Short problem:
Read the records below. Copy each line where the string "حدثنا" occurs.

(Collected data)
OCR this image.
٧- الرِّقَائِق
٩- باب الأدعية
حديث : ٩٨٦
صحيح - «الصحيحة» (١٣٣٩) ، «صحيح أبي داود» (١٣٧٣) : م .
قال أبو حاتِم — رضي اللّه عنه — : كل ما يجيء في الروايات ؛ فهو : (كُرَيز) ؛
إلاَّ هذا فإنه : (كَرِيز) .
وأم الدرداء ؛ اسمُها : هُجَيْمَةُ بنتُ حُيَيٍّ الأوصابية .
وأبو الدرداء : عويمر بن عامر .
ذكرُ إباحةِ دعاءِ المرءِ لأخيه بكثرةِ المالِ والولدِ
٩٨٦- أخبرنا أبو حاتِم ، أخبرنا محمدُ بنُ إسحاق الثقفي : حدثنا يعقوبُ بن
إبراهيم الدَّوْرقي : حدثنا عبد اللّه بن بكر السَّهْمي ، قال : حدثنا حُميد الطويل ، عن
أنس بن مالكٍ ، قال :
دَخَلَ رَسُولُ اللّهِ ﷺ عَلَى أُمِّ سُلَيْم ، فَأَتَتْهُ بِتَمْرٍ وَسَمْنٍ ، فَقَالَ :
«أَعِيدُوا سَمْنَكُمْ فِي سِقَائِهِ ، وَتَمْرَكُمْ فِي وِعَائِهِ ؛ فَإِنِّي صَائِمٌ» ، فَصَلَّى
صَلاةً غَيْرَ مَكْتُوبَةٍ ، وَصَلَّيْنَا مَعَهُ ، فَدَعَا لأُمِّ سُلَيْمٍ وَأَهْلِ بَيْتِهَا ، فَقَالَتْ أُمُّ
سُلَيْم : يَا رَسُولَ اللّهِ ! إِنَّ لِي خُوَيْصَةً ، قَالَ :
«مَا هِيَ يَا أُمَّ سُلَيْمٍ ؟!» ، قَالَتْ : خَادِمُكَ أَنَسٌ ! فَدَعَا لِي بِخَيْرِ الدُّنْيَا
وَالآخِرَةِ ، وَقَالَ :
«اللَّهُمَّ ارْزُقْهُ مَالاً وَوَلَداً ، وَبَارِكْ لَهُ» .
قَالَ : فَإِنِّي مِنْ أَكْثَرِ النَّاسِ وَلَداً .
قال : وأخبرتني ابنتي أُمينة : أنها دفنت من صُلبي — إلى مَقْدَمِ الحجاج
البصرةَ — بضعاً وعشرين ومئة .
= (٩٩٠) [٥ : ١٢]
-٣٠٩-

Response below:
٩٨٦- أخبرنا أبو حاتِم ، أخبرنا محمدُ بنُ إسحاق الثقفي : حدثنا يعقوبُ بن
إبراهيم الدَّوْرقي : حدثنا عبد اللّه بن بكر السَّهْمي ، قال : حدثنا حُميد الطويل ، عن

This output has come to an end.